SET PROBLEM — All lines below must be repeated exactly, with the pictures omitted.
━━━━━ RECORD EXCERPTS ━━━━━
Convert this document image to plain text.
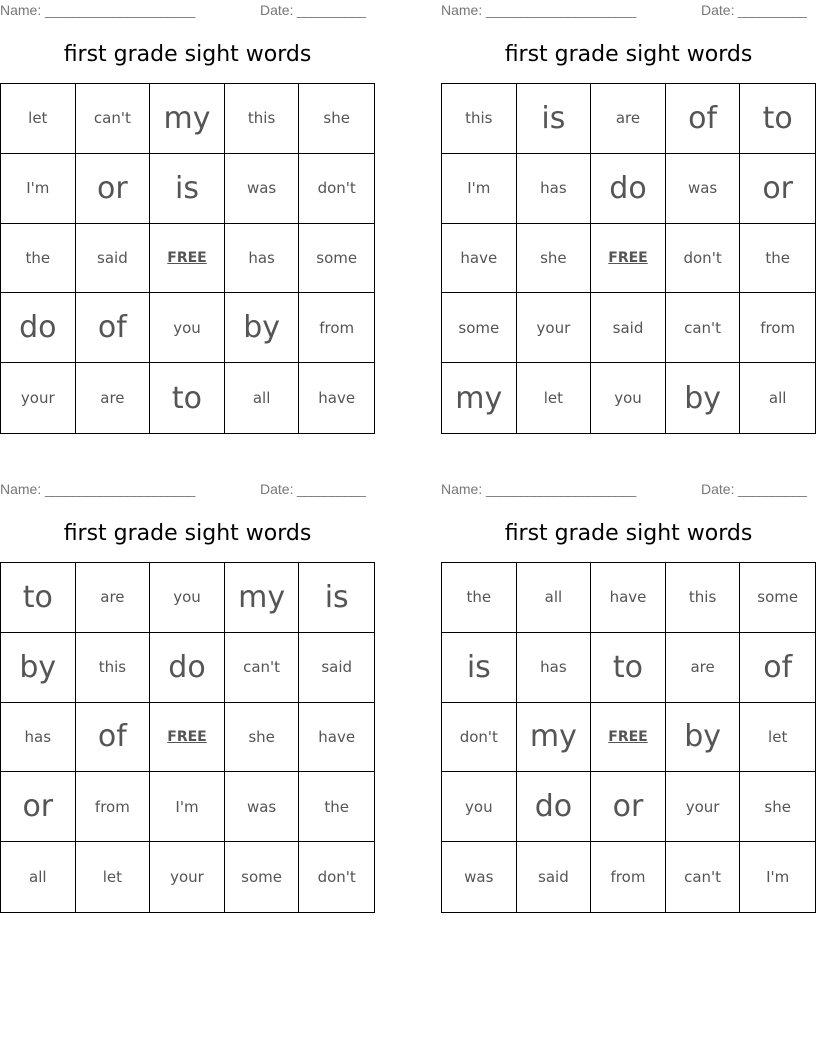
Name: ______________________	Date: __________
first grade sight words
let	can't	my	this	she
I'm	or	is	was	don't
the	said	FREE	has	some
do	of	you	by	from
your	are	to	all	have
Name: ______________________	Date: __________
first grade sight words
this	is	are	of	to
I'm	has	do	was	or
have	she	FREE	don't	the
some	your	said	can't	from
my	let	you	by	all
Name: ______________________	Date: __________
first grade sight words
to	are	you	my	is
by	this	do	can't	said
has	of	FREE	she	have
or	from	I'm	was	the
all	let	your	some	don't
Name: ______________________	Date: __________
first grade sight words
the	all	have	this	some
is	has	to	are	of
don't	my	FREE	by	let
you	do	or	your	she
was	said	from	can't	I'm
━━━━━
EXERCISE SOLUTION —
Convert this document image to plain text.
Name: ______________________	Date: __________
first grade sight words
let	can't	my	this	she
I'm	or	is	was	don't
the	said	FREE	has	some
do	of	you	by	from
your	are	to	all	have
Name: ______________________	Date: __________
first grade sight words
this	is	are	of	to
I'm	has	do	was	or
have	she	FREE	don't	the
some	your	said	can't	from
my	let	you	by	all
Name: ______________________	Date: __________
first grade sight words
to	are	you	my	is
by	this	do	can't	said
has	of	FREE	she	have
or	from	I'm	was	the
all	let	your	some	don't
Name: ______________________	Date: __________
first grade sight words
the	all	have	this	some
is	has	to	are	of
don't	my	FREE	by	let
you	do	or	your	she
was	said	from	can't	I'm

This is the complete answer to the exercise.